## Stated task
Using the interview about finding a literary agent, decide whether each statement agrees with it, and answer yes or no, quoting the deciding words. 1. For this specific project, the writer queried close to 30 agents. 2. The writer used QueryTracker.net only to track queries and not for research. 3. About half of the agents asked to see more of the writer's work.

## Text segment
▼▼▼

Honestly, I think it was a level of readiness. In the past, I sent my work out before it was ready. I didn't know that at the time--experience teaches us so much--but the work I sent out previously just wasn't ready.
Why did you decide to get a literary agent?
I always knew that I wanted to make writing a career--to do that, I also knew I needed an agent. I'm not a business person. I'm 100% willing to find a business person--an agent--to handle that side of my career. Besides, if I didn't have an agent, my chances at publication would be slashed.
What resources did you use to find literary agents?
I used QueryTracker.net to keep track of my queries and agents I was interested in, and that was my base for all research. It has great tools, and it is much more user-friendly than other websites I've used.
I also subscribed to every writing and publishing blog I could get my hands on. I organized it through my feed reader, and while writing, whenever I got to a blog that mentioned anything relevant--specific books an agent worked on, details about what she was interested in, etc.--I starred it. I did this the entire year while writing my book. When I was ready to query, I just opened my starred folder, and started my work there. Also, I did find that most of my starred feeds, and typically the most helpful articles, came from Casey McCormick's blog, Literary Rambles. She does regular "Agent Spotlight" posts that are some of the most comprehensive, best organized posts on the web.
How many agents did you query?
For my whole writing career? Close to 100. For this specific project? Close to 30.
How long did it take to hear back from them?
It varied. I still haven't heard back from one agent who ecstatically asked for a partial. Some rejections happened within minutes.
What were their responses like?
Again, it varied. But (and I can only say this because Query Tracker kept track of it for me) I did receive about a half-and-half positive/negative response. So, about half rejected right away, about half asked to see something more of my writing.
Can you outline the major steps a writer should take in finding a literary agent?
1. Write a fantastic book
2. Get a fantastic critique group
3. Get fantastic beta readers (I actually used alpha, beta, and gamma readers)
4. Revise--but don't revise blindly. Do what makes your story better, but what still keeps your story your own. I once killed a manuscript by changing too much for everyone else.

▲▲▲

## Dataset section
▼▼▼

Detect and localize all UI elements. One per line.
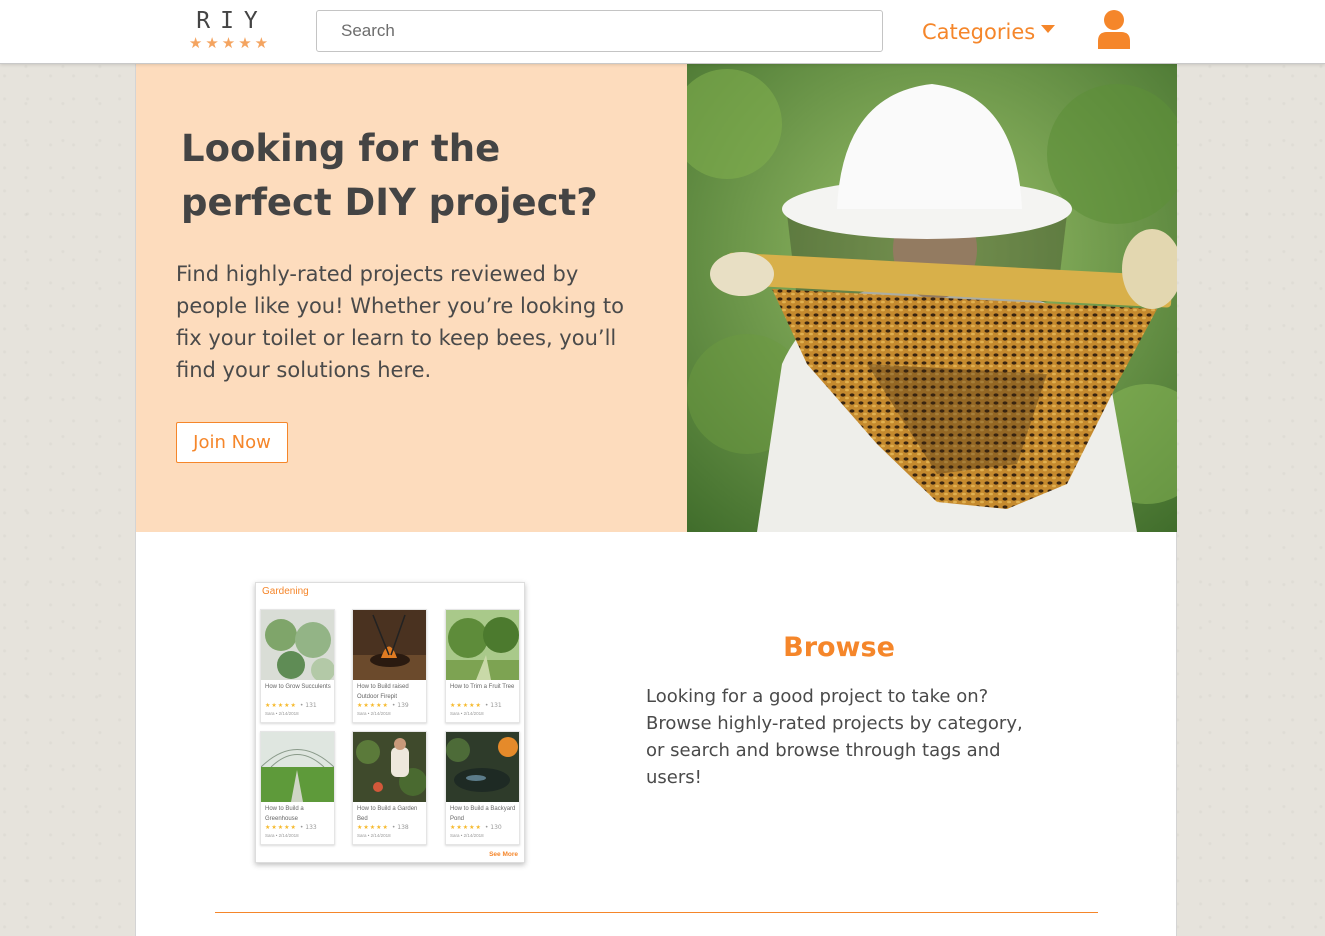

▲▲▲

## Output of the task
1. Yes: "For this specific project? Close to 30."
2. No: "that was my base for all research."
3. Yes: "about half asked to see something more of my writing."